** BEGIN Task inputs **

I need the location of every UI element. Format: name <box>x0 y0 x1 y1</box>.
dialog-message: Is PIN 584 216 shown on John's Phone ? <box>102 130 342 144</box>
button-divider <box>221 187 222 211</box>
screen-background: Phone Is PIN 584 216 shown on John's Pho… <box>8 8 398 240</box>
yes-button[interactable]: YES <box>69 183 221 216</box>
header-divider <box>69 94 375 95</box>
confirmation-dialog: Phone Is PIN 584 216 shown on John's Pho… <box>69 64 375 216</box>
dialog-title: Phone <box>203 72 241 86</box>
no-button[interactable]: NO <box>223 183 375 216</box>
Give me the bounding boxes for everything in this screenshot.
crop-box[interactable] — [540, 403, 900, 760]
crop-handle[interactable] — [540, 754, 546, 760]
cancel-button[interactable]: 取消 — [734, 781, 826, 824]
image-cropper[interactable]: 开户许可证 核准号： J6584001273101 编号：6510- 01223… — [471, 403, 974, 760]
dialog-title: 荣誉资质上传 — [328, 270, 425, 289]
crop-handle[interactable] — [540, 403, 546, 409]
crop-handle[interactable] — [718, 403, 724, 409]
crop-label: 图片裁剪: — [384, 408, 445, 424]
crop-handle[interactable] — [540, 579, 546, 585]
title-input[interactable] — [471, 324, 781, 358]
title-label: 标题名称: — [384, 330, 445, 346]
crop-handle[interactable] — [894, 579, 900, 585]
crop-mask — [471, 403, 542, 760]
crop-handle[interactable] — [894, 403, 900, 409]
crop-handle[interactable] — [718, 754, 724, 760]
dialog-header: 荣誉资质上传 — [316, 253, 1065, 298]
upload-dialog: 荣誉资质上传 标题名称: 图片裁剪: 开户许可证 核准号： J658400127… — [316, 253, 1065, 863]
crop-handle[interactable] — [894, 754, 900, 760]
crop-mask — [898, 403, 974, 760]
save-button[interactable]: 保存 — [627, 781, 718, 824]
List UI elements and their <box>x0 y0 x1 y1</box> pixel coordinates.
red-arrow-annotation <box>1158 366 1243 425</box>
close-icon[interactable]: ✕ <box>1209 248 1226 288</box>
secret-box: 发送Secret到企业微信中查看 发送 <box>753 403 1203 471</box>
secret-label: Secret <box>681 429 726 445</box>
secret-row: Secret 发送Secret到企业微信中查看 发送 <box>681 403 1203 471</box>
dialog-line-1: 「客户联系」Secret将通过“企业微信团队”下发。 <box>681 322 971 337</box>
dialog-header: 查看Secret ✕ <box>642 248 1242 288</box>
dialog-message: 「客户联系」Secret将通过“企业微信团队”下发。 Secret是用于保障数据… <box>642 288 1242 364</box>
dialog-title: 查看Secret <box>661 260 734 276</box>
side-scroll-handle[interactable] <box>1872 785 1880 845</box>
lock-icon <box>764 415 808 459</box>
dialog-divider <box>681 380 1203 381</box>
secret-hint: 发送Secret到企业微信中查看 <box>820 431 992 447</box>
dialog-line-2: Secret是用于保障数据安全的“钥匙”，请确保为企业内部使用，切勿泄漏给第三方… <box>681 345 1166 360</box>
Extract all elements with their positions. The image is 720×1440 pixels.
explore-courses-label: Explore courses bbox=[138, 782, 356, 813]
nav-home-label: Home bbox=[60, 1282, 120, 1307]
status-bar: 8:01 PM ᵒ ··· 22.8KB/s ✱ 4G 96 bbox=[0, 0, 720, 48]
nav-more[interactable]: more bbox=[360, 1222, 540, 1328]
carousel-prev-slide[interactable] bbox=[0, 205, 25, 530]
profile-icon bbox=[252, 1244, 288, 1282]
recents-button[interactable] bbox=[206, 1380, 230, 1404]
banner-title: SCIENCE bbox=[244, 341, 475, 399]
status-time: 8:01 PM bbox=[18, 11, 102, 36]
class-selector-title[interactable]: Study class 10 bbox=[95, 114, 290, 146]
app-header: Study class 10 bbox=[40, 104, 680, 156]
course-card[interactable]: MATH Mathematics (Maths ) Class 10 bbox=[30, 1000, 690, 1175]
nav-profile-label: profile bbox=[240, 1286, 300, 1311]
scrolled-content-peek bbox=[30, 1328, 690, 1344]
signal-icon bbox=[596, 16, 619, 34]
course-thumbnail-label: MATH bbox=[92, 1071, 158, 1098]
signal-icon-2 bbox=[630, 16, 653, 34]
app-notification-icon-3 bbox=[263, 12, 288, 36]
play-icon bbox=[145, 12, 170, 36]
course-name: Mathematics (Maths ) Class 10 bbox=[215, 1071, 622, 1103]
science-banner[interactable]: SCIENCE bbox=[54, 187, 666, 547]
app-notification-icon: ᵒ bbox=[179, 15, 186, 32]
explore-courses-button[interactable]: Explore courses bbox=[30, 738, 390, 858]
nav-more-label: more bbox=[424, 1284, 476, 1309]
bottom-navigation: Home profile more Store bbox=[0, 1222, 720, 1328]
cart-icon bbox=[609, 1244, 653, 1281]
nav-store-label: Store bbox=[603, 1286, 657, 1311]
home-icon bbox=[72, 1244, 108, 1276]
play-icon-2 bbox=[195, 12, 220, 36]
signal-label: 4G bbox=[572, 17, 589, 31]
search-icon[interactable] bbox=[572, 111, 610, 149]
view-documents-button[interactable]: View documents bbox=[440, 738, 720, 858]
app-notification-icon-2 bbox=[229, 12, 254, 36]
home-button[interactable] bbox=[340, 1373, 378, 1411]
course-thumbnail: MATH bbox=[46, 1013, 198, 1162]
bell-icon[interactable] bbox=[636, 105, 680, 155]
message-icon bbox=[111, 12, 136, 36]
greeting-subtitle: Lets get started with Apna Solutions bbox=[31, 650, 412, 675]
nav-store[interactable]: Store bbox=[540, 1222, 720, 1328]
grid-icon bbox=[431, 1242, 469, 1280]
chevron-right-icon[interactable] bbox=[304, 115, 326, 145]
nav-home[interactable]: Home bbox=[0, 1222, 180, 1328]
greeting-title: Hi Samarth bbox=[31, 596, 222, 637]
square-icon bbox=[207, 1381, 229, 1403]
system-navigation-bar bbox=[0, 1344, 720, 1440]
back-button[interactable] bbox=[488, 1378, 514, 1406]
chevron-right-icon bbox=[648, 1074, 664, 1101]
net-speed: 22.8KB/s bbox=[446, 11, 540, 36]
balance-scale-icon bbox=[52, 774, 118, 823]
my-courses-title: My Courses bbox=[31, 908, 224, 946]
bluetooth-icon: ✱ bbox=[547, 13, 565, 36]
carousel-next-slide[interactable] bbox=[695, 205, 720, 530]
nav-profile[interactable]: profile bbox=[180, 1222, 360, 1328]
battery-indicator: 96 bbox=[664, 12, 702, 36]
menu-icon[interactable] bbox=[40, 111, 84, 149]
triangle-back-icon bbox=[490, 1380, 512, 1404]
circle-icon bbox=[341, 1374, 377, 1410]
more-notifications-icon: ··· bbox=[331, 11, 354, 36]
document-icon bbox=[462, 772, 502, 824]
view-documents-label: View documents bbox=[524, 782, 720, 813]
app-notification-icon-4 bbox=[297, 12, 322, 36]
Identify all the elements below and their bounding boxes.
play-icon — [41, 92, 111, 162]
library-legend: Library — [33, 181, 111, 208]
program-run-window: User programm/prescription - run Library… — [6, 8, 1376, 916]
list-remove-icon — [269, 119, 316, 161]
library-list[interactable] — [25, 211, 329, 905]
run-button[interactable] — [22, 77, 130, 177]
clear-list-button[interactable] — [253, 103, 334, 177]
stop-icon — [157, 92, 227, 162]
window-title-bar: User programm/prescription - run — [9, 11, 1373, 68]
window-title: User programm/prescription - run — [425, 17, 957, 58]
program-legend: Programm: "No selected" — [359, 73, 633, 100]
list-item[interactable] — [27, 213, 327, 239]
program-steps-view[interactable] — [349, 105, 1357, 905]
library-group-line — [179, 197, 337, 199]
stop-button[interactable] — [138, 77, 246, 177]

** END Task inputs **

- **Set task**
Return every line of the data above that contains the word "navigation".

- **Full solution**
bottom-navigation: Home profile more Store bbox=[0, 1222, 720, 1328]
system-navigation-bar bbox=[0, 1344, 720, 1440]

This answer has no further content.